#### Set exercise:
Note each line that includes the word "text". Copy those lines.

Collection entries
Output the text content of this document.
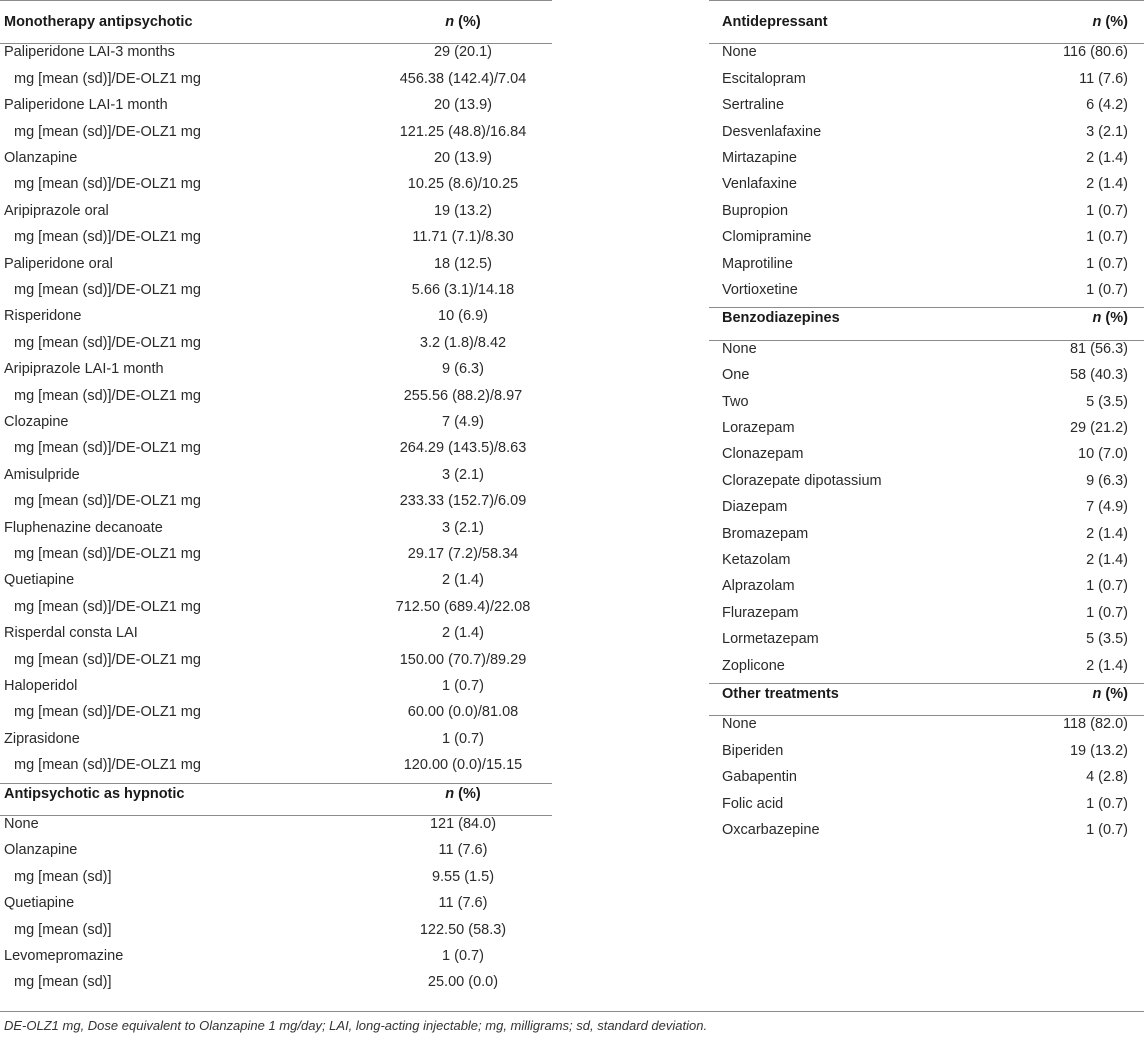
Monotherapy antipsychotic	n (%)
Paliperidone LAI-3 months	29 (20.1)
mg [mean (sd)]/DE-OLZ1 mg	456.38 (142.4)/7.04
Paliperidone LAI-1 month	20 (13.9)
mg [mean (sd)]/DE-OLZ1 mg	121.25 (48.8)/16.84
Olanzapine	20 (13.9)
mg [mean (sd)]/DE-OLZ1 mg	10.25 (8.6)/10.25
Aripiprazole oral	19 (13.2)
mg [mean (sd)]/DE-OLZ1 mg	11.71 (7.1)/8.30
Paliperidone oral	18 (12.5)
mg [mean (sd)]/DE-OLZ1 mg	5.66 (3.1)/14.18
Risperidone	10 (6.9)
mg [mean (sd)]/DE-OLZ1 mg	3.2 (1.8)/8.42
Aripiprazole LAI-1 month	9 (6.3)
mg [mean (sd)]/DE-OLZ1 mg	255.56 (88.2)/8.97
Clozapine	7 (4.9)
mg [mean (sd)]/DE-OLZ1 mg	264.29 (143.5)/8.63
Amisulpride	3 (2.1)
mg [mean (sd)]/DE-OLZ1 mg	233.33 (152.7)/6.09
Fluphenazine decanoate	3 (2.1)
mg [mean (sd)]/DE-OLZ1 mg	29.17 (7.2)/58.34
Quetiapine	2 (1.4)
mg [mean (sd)]/DE-OLZ1 mg	712.50 (689.4)/22.08
Risperdal consta LAI	2 (1.4)
mg [mean (sd)]/DE-OLZ1 mg	150.00 (70.7)/89.29
Haloperidol	1 (0.7)
mg [mean (sd)]/DE-OLZ1 mg	60.00 (0.0)/81.08
Ziprasidone	1 (0.7)
mg [mean (sd)]/DE-OLZ1 mg	120.00 (0.0)/15.15
Antipsychotic as hypnotic	n (%)
None	121 (84.0)
Olanzapine	11 (7.6)
mg [mean (sd)]	9.55 (1.5)
Quetiapine	11 (7.6)
mg [mean (sd)]	122.50 (58.3)
Levomepromazine	1 (0.7)
mg [mean (sd)]	25.00 (0.0)
Antidepressant	n (%)
None	116 (80.6)
Escitalopram	11 (7.6)
Sertraline	6 (4.2)
Desvenlafaxine	3 (2.1)
Mirtazapine	2 (1.4)
Venlafaxine	2 (1.4)
Bupropion	1 (0.7)
Clomipramine	1 (0.7)
Maprotiline	1 (0.7)
Vortioxetine	1 (0.7)
Benzodiazepines	n (%)
None	81 (56.3)
One	58 (40.3)
Two	5 (3.5)
Lorazepam	29 (21.2)
Clonazepam	10 (7.0)
Clorazepate dipotassium	9 (6.3)
Diazepam	7 (4.9)
Bromazepam	2 (1.4)
Ketazolam	2 (1.4)
Alprazolam	1 (0.7)
Flurazepam	1 (0.7)
Lormetazepam	5 (3.5)
Zoplicone	2 (1.4)
Other treatments	n (%)
None	118 (82.0)
Biperiden	19 (13.2)
Gabapentin	4 (2.8)
Folic acid	1 (0.7)
Oxcarbazepine	1 (0.7)
DE-OLZ1 mg, Dose equivalent to Olanzapine 1 mg/day; LAI, long-acting injectable; mg, milligrams; sd, standard deviation.
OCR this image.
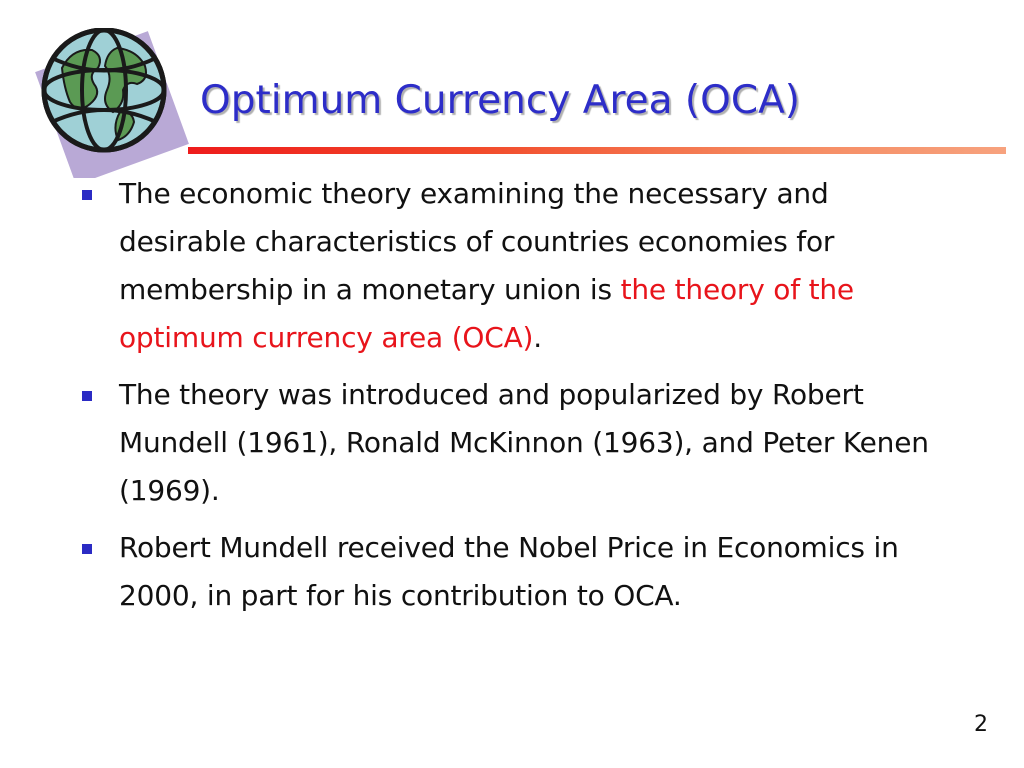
Optimum Currency Area (OCA)
The economic theory examining the necessary and desirable characteristics of countries economies for membership in a monetary union is the theory of the optimum currency area (OCA).
The theory was introduced and popularized by Robert Mundell (1961), Ronald McKinnon (1963), and Peter Kenen (1969).
Robert Mundell received the Nobel Price in Economics in 2000, in part for his contribution to OCA.
2
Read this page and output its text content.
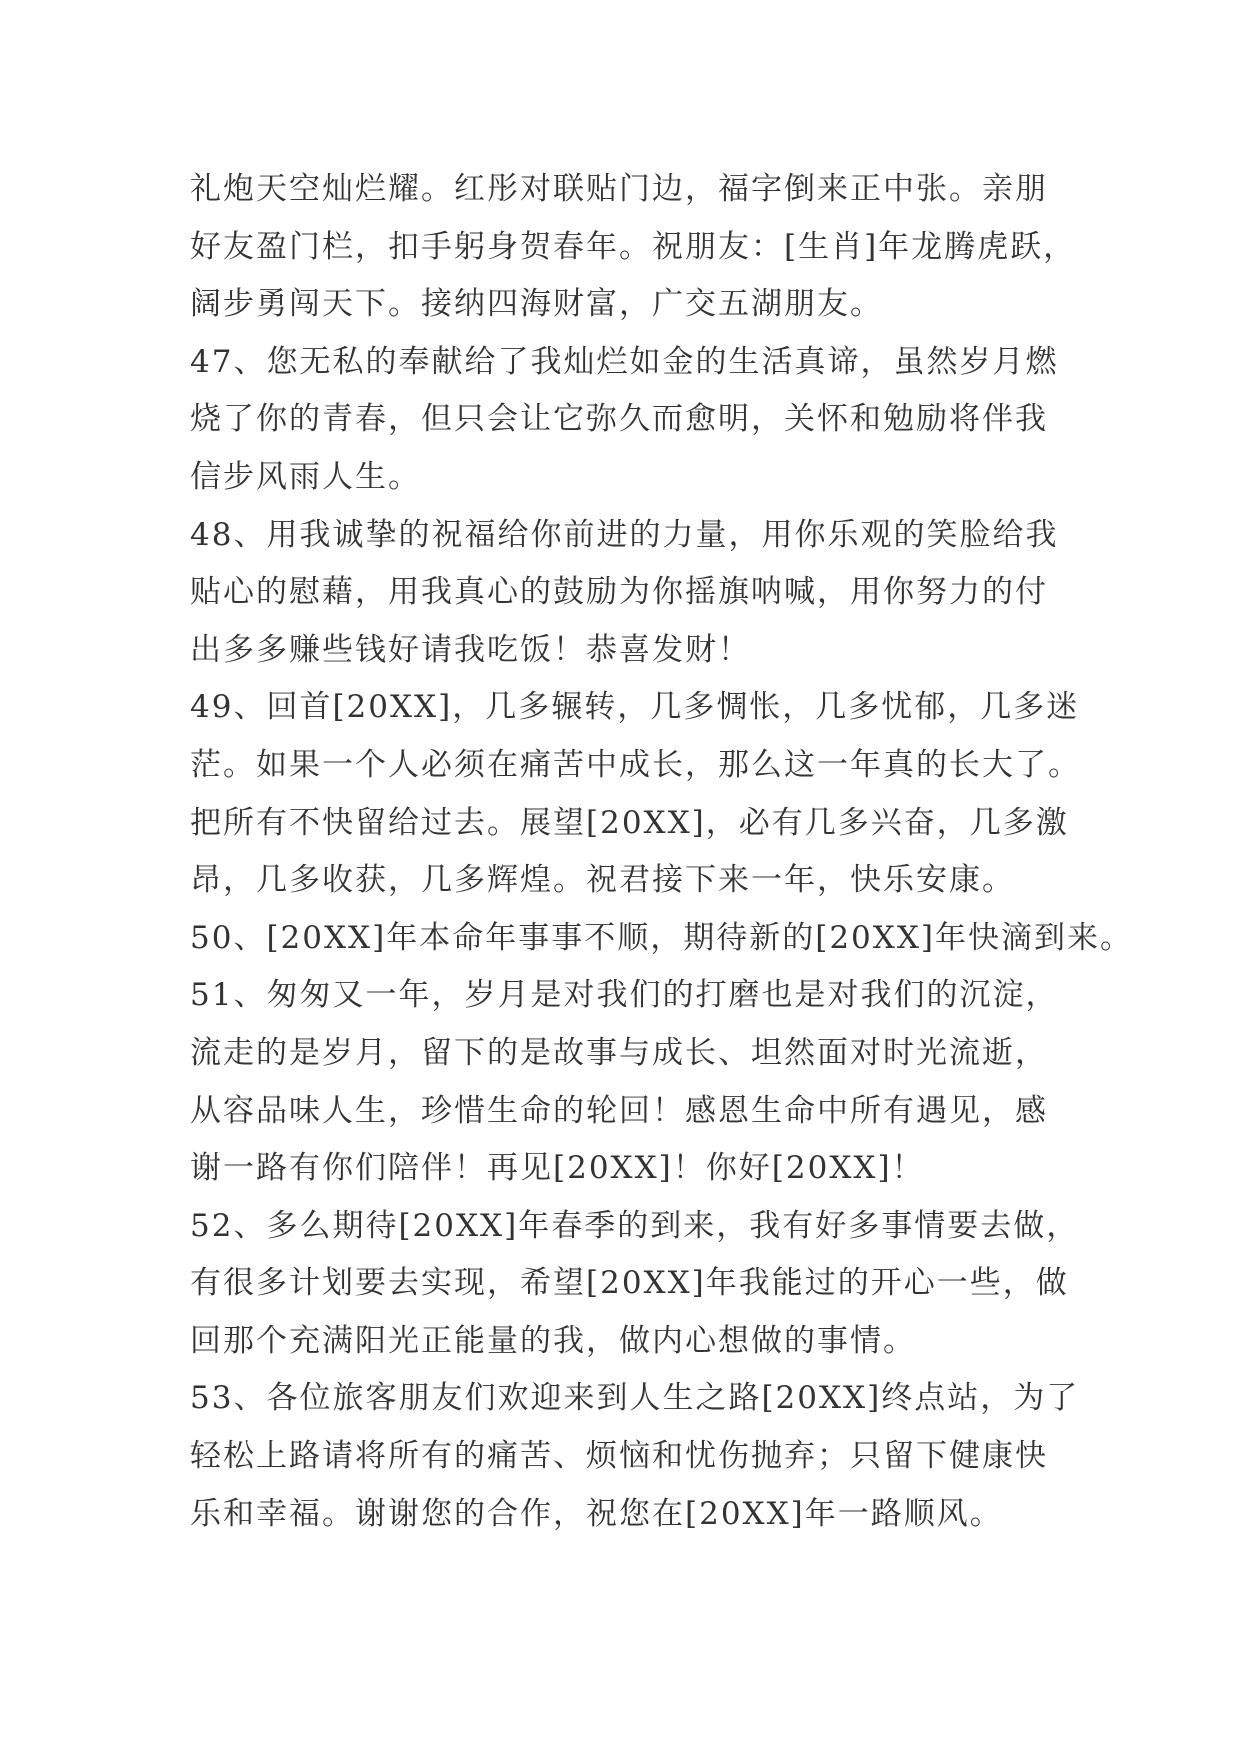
礼炮天空灿烂耀。红彤对联贴门边，福字倒来正中张。亲朋
好友盈门栏，扣手躬身贺春年。祝朋友：[生肖]年龙腾虎跃，
阔步勇闯天下。接纳四海财富，广交五湖朋友。
47、您无私的奉献给了我灿烂如金的生活真谛，虽然岁月燃
烧了你的青春，但只会让它弥久而愈明，关怀和勉励将伴我
信步风雨人生。
48、用我诚挚的祝福给你前进的力量，用你乐观的笑脸给我
贴心的慰藉，用我真心的鼓励为你摇旗呐喊，用你努力的付
出多多赚些钱好请我吃饭！恭喜发财！
49、回首[20XX]，几多辗转，几多惆怅，几多忧郁，几多迷
茫。如果一个人必须在痛苦中成长，那么这一年真的长大了。
把所有不快留给过去。展望[20XX]，必有几多兴奋，几多激
昂，几多收获，几多辉煌。祝君接下来一年，快乐安康。
50、[20XX]年本命年事事不顺，期待新的[20XX]年快滴到来。
51、匆匆又一年，岁月是对我们的打磨也是对我们的沉淀，
流走的是岁月，留下的是故事与成长、坦然面对时光流逝，
从容品味人生，珍惜生命的轮回！感恩生命中所有遇见，感
谢一路有你们陪伴！再见[20XX]！你好[20XX]！
52、多么期待[20XX]年春季的到来，我有好多事情要去做，
有很多计划要去实现，希望[20XX]年我能过的开心一些，做
回那个充满阳光正能量的我，做内心想做的事情。
53、各位旅客朋友们欢迎来到人生之路[20XX]终点站，为了
轻松上路请将所有的痛苦、烦恼和忧伤抛弃；只留下健康快
乐和幸福。谢谢您的合作，祝您在[20XX]年一路顺风。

#### Correct response:
Output the text content of this document.
Read this page and output its text content.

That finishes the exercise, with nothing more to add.